BEGIN Listed records
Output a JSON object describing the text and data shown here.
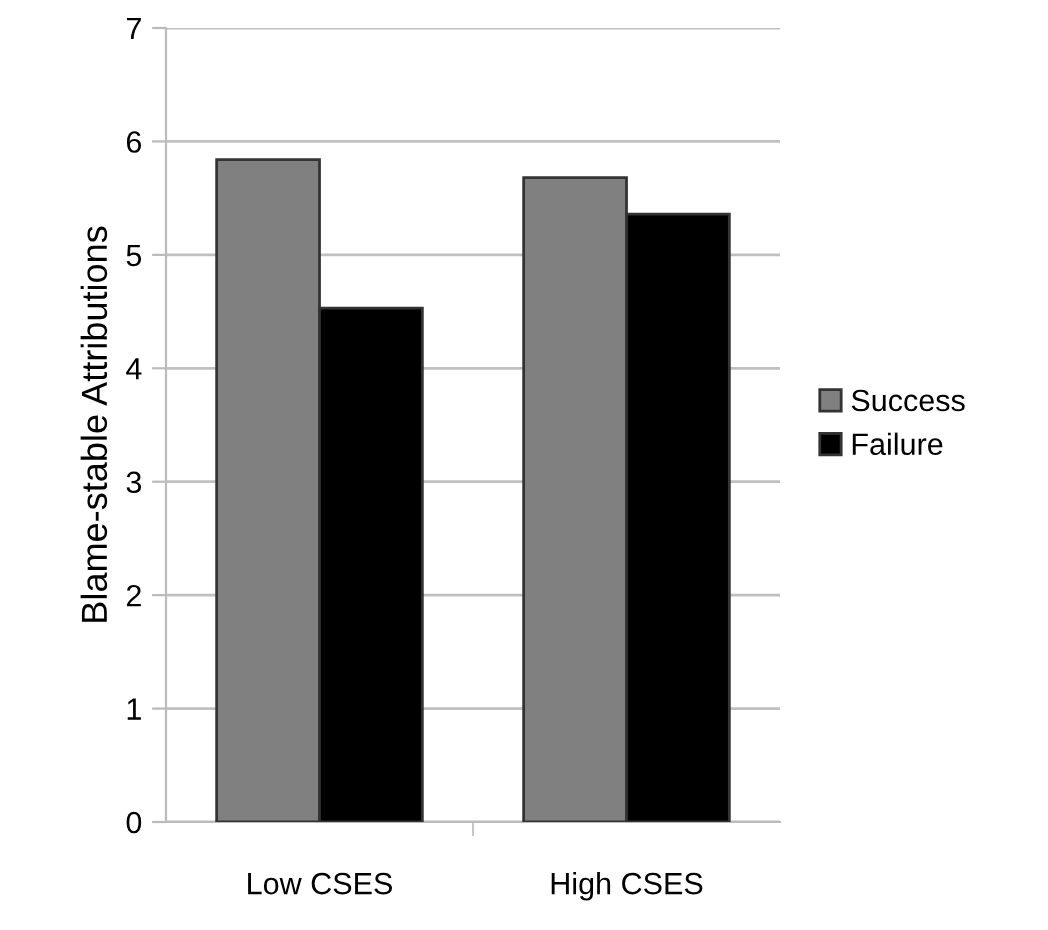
{
  "chart_data": {
    "type": "bar",
    "ylabel": "Blame-stable Attributions",
    "categories": [
      "Low CSES",
      "High CSES"
    ],
    "series": [
      {
        "name": "Success",
        "color": "#808080",
        "values": [
          5.84,
          5.68
        ]
      },
      {
        "name": "Failure",
        "color": "#000000",
        "values": [
          4.53,
          5.36
        ]
      }
    ],
    "ylim": [
      0,
      7
    ],
    "yticks": [
      0,
      1,
      2,
      3,
      4,
      5,
      6,
      7
    ],
    "grid": "y",
    "legend": "right"
  }
}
END Listed records
*What the task requires*: Copy out the records above in full, exactly as written, but not the pictures.

*Final answer*:
Output a JSON object describing the text and data shown here.
{
  "chart_data": {
    "type": "bar",
    "ylabel": "Blame-stable Attributions",
    "categories": [
      "Low CSES",
      "High CSES"
    ],
    "series": [
      {
        "name": "Success",
        "color": "#808080",
        "values": [
          5.84,
          5.68
        ]
      },
      {
        "name": "Failure",
        "color": "#000000",
        "values": [
          4.53,
          5.36
        ]
      }
    ],
    "ylim": [
      0,
      7
    ],
    "yticks": [
      0,
      1,
      2,
      3,
      4,
      5,
      6,
      7
    ],
    "grid": "y",
    "legend": "right"
  }
}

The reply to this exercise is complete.